◆ **TASK PROMPT**:
Repeat every line of the data exactly, but not the pictures.

◆ **RECORDED DATA**:
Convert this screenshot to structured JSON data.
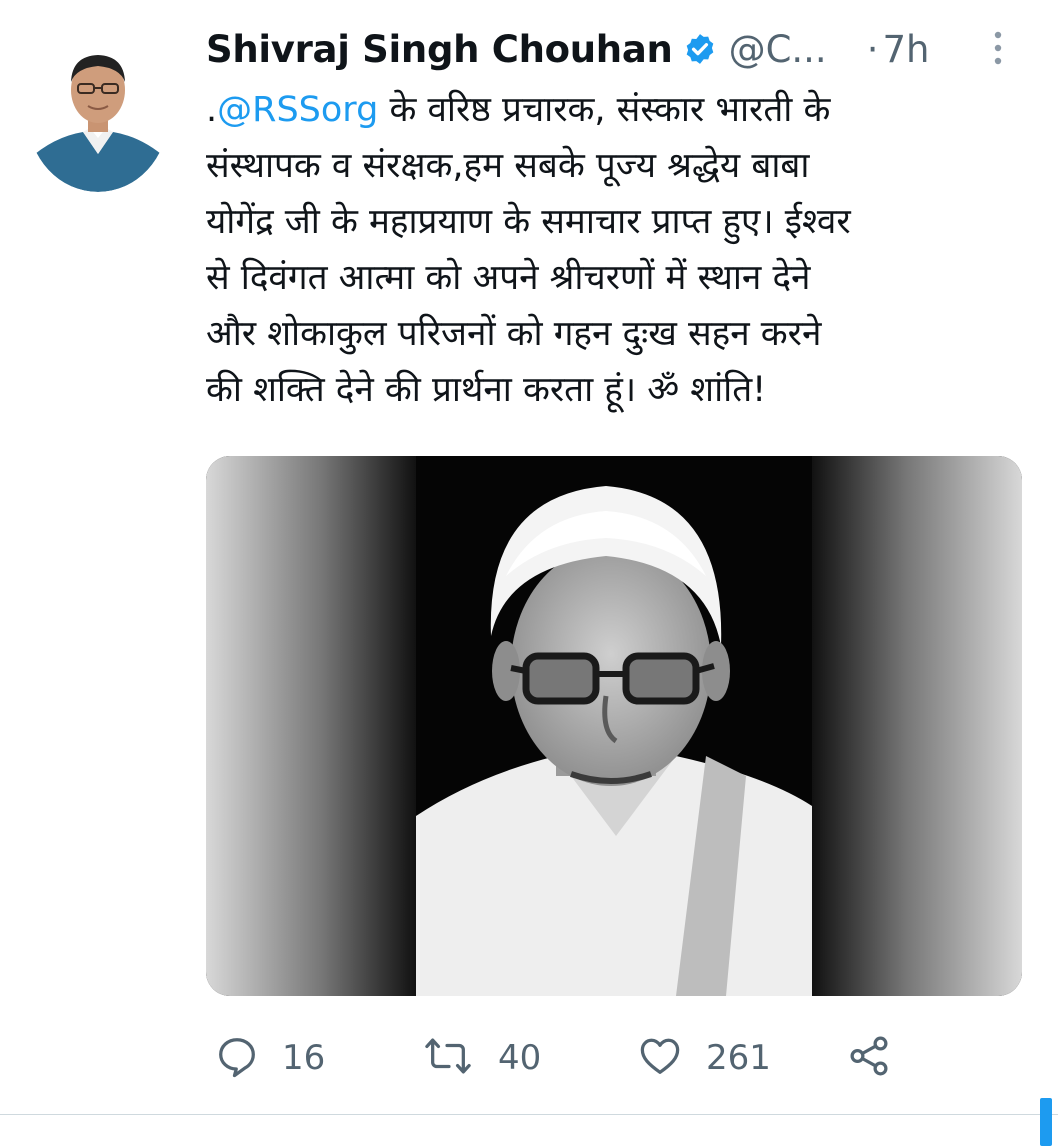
{
  "tweet": {
    "author_name": "Shivraj Singh Chouhan",
    "handle": "@C...",
    "separator": "·",
    "time": "7h",
    "text_prefix": ".",
    "mention": "@RSSorg",
    "line1_rest": " के वरिष्ठ प्रचारक, संस्कार भारती के",
    "line2": "संस्थापक व संरक्षक,हम सबके पूज्य श्रद्धेय बाबा",
    "line3": "योगेंद्र जी के महाप्रयाण के समाचार प्राप्त हुए। ईश्वर",
    "line4": "से दिवंगत आत्मा को अपने श्रीचरणों में स्थान देने",
    "line5": "और शोकाकुल परिजनों को गहन दुःख सहन करने",
    "line6": "की शक्ति देने की प्रार्थना करता हूं। ॐ शांति!"
  },
  "actions": {
    "reply_count": "16",
    "retweet_count": "40",
    "like_count": "261"
  },
  "icons": {
    "verified": "verified-badge-icon",
    "more": "more-vertical-icon",
    "reply": "reply-icon",
    "retweet": "retweet-icon",
    "like": "heart-icon",
    "share": "share-icon"
  },
  "colors": {
    "accent": "#1d9bf0",
    "secondary_text": "#536471",
    "primary_text": "#0f1419"
  }
}
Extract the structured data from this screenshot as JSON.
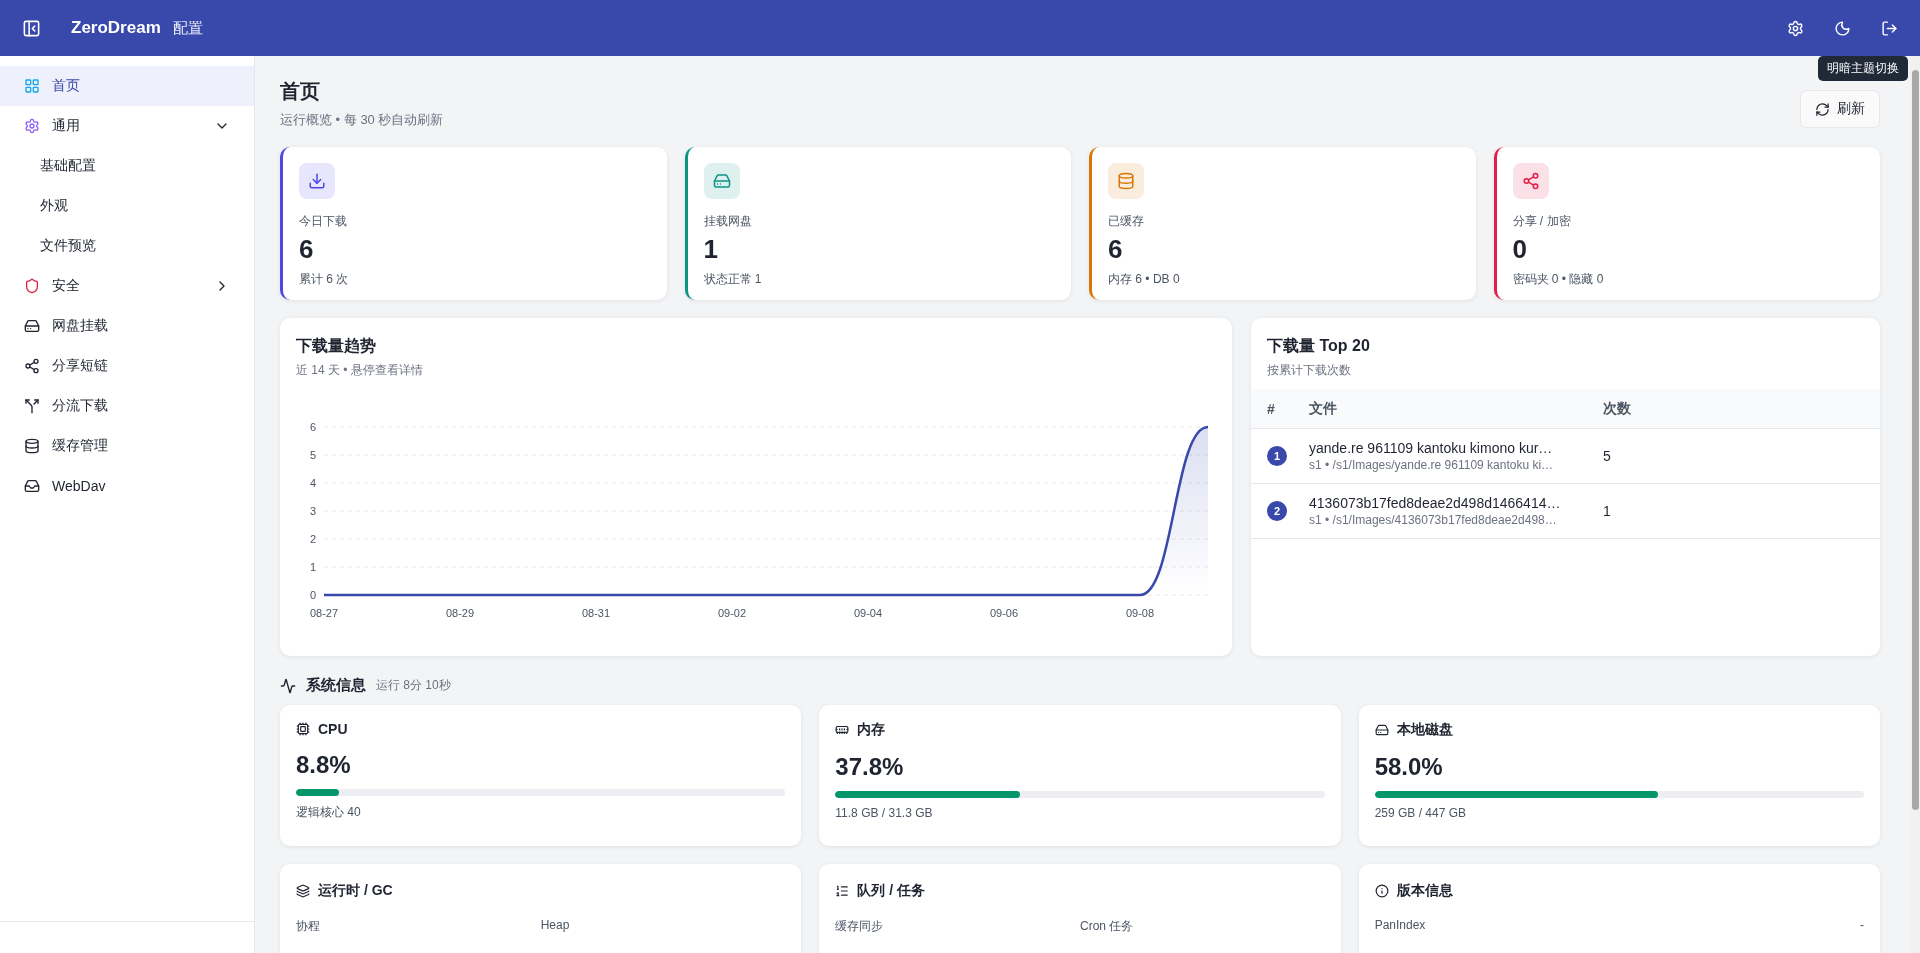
{
  "header": {
    "title": "ZeroDream",
    "subtitle": "配置"
  },
  "tooltip": "明暗主题切换",
  "sidebar": {
    "items": [
      {
        "label": "首页",
        "selected": true
      },
      {
        "label": "通用",
        "selected": false,
        "expanded": true,
        "children": [
          {
            "label": "基础配置",
            "selected": false
          },
          {
            "label": "外观",
            "selected": false
          },
          {
            "label": "文件预览",
            "selected": false
          }
        ]
      },
      {
        "label": "安全",
        "selected": false,
        "expanded": false
      },
      {
        "label": "网盘挂载",
        "selected": false
      },
      {
        "label": "分享短链",
        "selected": false
      },
      {
        "label": "分流下载",
        "selected": false
      },
      {
        "label": "缓存管理",
        "selected": false
      },
      {
        "label": "WebDav",
        "selected": false
      }
    ]
  },
  "page": {
    "title": "首页",
    "subtitle": "运行概览 • 每 30 秒自动刷新",
    "refresh_button": "刷新"
  },
  "stats": [
    {
      "label": "今日下载",
      "value": "6",
      "detail": "累计 6 次",
      "color": "#4f46e5"
    },
    {
      "label": "挂载网盘",
      "value": "1",
      "detail": "状态正常 1",
      "color": "#0d9488"
    },
    {
      "label": "已缓存",
      "value": "6",
      "detail": "内存 6 • DB 0",
      "color": "#d97706"
    },
    {
      "label": "分享 / 加密",
      "value": "0",
      "detail": "密码夹 0 • 隐藏 0",
      "color": "#e11d48"
    }
  ],
  "trend": {
    "title": "下载量趋势",
    "subtitle": "近 14 天 • 悬停查看详情",
    "chart_data": {
      "type": "area",
      "categories": [
        "08-27",
        null,
        "08-29",
        null,
        "08-31",
        null,
        "09-02",
        null,
        "09-04",
        null,
        "09-06",
        null,
        "09-08",
        null
      ],
      "series": [
        {
          "color": "#3949ab",
          "values": [
            0,
            0,
            0,
            0,
            0,
            0,
            0,
            0,
            0,
            0,
            0,
            0,
            0,
            6
          ]
        }
      ],
      "ylim": [
        0,
        6
      ],
      "yticks": [
        0,
        1,
        2,
        3,
        4,
        5,
        6
      ],
      "grid": true
    }
  },
  "top20": {
    "title": "下载量 Top 20",
    "subtitle": "按累计下载次数",
    "columns": [
      "#",
      "文件",
      "次数"
    ],
    "rows": [
      {
        "rank": "1",
        "name": "yande.re 961109 kantoku kimono kur…",
        "path": "s1 • /s1/Images/yande.re 961109 kantoku ki…",
        "count": "5"
      },
      {
        "rank": "2",
        "name": "4136073b17fed8deae2d498d1466414…",
        "path": "s1 • /s1/Images/4136073b17fed8deae2d498…",
        "count": "1"
      }
    ]
  },
  "system": {
    "title": "系统信息",
    "uptime": "运行 8分 10秒",
    "resources": [
      {
        "name": "CPU",
        "value": "8.8%",
        "level": 0.088,
        "detail": "逻辑核心 40"
      },
      {
        "name": "内存",
        "value": "37.8%",
        "level": 0.378,
        "detail": "11.8 GB / 31.3 GB"
      },
      {
        "name": "本地磁盘",
        "value": "58.0%",
        "level": 0.58,
        "detail": "259 GB / 447 GB"
      }
    ],
    "panels": [
      {
        "title": "运行时 / GC",
        "fields": [
          {
            "label": "协程"
          },
          {
            "label": "Heap"
          }
        ]
      },
      {
        "title": "队列 / 任务",
        "fields": [
          {
            "label": "缓存同步"
          },
          {
            "label": "Cron 任务"
          }
        ]
      },
      {
        "title": "版本信息",
        "fields": [
          {
            "label": "PanIndex",
            "value": "-"
          }
        ]
      }
    ]
  }
}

◆ **EXPECTED ANSWER**:
Convert this screenshot to structured JSON data.
{
  "tweet": {
    "author_name": "Shivraj Singh Chouhan",
    "handle": "@C...",
    "separator": "·",
    "time": "7h",
    "text_prefix": ".",
    "mention": "@RSSorg",
    "line1_rest": " के वरिष्ठ प्रचारक, संस्कार भारती के",
    "line2": "संस्थापक व संरक्षक,हम सबके पूज्य श्रद्धेय बाबा",
    "line3": "योगेंद्र जी के महाप्रयाण के समाचार प्राप्त हुए। ईश्वर",
    "line4": "से दिवंगत आत्मा को अपने श्रीचरणों में स्थान देने",
    "line5": "और शोकाकुल परिजनों को गहन दुःख सहन करने",
    "line6": "की शक्ति देने की प्रार्थना करता हूं। ॐ शांति!"
  },
  "actions": {
    "reply_count": "16",
    "retweet_count": "40",
    "like_count": "261"
  },
  "icons": {
    "verified": "verified-badge-icon",
    "more": "more-vertical-icon",
    "reply": "reply-icon",
    "retweet": "retweet-icon",
    "like": "heart-icon",
    "share": "share-icon"
  },
  "colors": {
    "accent": "#1d9bf0",
    "secondary_text": "#536471",
    "primary_text": "#0f1419"
  }
}
Extract the structured data from this screenshot as JSON.
{
  "header": {
    "title": "ZeroDream",
    "subtitle": "配置"
  },
  "tooltip": "明暗主题切换",
  "sidebar": {
    "items": [
      {
        "label": "首页",
        "selected": true
      },
      {
        "label": "通用",
        "selected": false,
        "expanded": true,
        "children": [
          {
            "label": "基础配置",
            "selected": false
          },
          {
            "label": "外观",
            "selected": false
          },
          {
            "label": "文件预览",
            "selected": false
          }
        ]
      },
      {
        "label": "安全",
        "selected": false,
        "expanded": false
      },
      {
        "label": "网盘挂载",
        "selected": false
      },
      {
        "label": "分享短链",
        "selected": false
      },
      {
        "label": "分流下载",
        "selected": false
      },
      {
        "label": "缓存管理",
        "selected": false
      },
      {
        "label": "WebDav",
        "selected": false
      }
    ]
  },
  "page": {
    "title": "首页",
    "subtitle": "运行概览 • 每 30 秒自动刷新",
    "refresh_button": "刷新"
  },
  "stats": [
    {
      "label": "今日下载",
      "value": "6",
      "detail": "累计 6 次",
      "color": "#4f46e5"
    },
    {
      "label": "挂载网盘",
      "value": "1",
      "detail": "状态正常 1",
      "color": "#0d9488"
    },
    {
      "label": "已缓存",
      "value": "6",
      "detail": "内存 6 • DB 0",
      "color": "#d97706"
    },
    {
      "label": "分享 / 加密",
      "value": "0",
      "detail": "密码夹 0 • 隐藏 0",
      "color": "#e11d48"
    }
  ],
  "trend": {
    "title": "下载量趋势",
    "subtitle": "近 14 天 • 悬停查看详情",
    "chart_data": {
      "type": "area",
      "categories": [
        "08-27",
        null,
        "08-29",
        null,
        "08-31",
        null,
        "09-02",
        null,
        "09-04",
        null,
        "09-06",
        null,
        "09-08",
        null
      ],
      "series": [
        {
          "color": "#3949ab",
          "values": [
            0,
            0,
            0,
            0,
            0,
            0,
            0,
            0,
            0,
            0,
            0,
            0,
            0,
            6
          ]
        }
      ],
      "ylim": [
        0,
        6
      ],
      "yticks": [
        0,
        1,
        2,
        3,
        4,
        5,
        6
      ],
      "grid": true
    }
  },
  "top20": {
    "title": "下载量 Top 20",
    "subtitle": "按累计下载次数",
    "columns": [
      "#",
      "文件",
      "次数"
    ],
    "rows": [
      {
        "rank": "1",
        "name": "yande.re 961109 kantoku kimono kur…",
        "path": "s1 • /s1/Images/yande.re 961109 kantoku ki…",
        "count": "5"
      },
      {
        "rank": "2",
        "name": "4136073b17fed8deae2d498d1466414…",
        "path": "s1 • /s1/Images/4136073b17fed8deae2d498…",
        "count": "1"
      }
    ]
  },
  "system": {
    "title": "系统信息",
    "uptime": "运行 8分 10秒",
    "resources": [
      {
        "name": "CPU",
        "value": "8.8%",
        "level": 0.088,
        "detail": "逻辑核心 40"
      },
      {
        "name": "内存",
        "value": "37.8%",
        "level": 0.378,
        "detail": "11.8 GB / 31.3 GB"
      },
      {
        "name": "本地磁盘",
        "value": "58.0%",
        "level": 0.58,
        "detail": "259 GB / 447 GB"
      }
    ],
    "panels": [
      {
        "title": "运行时 / GC",
        "fields": [
          {
            "label": "协程"
          },
          {
            "label": "Heap"
          }
        ]
      },
      {
        "title": "队列 / 任务",
        "fields": [
          {
            "label": "缓存同步"
          },
          {
            "label": "Cron 任务"
          }
        ]
      },
      {
        "title": "版本信息",
        "fields": [
          {
            "label": "PanIndex",
            "value": "-"
          }
        ]
      }
    ]
  }
}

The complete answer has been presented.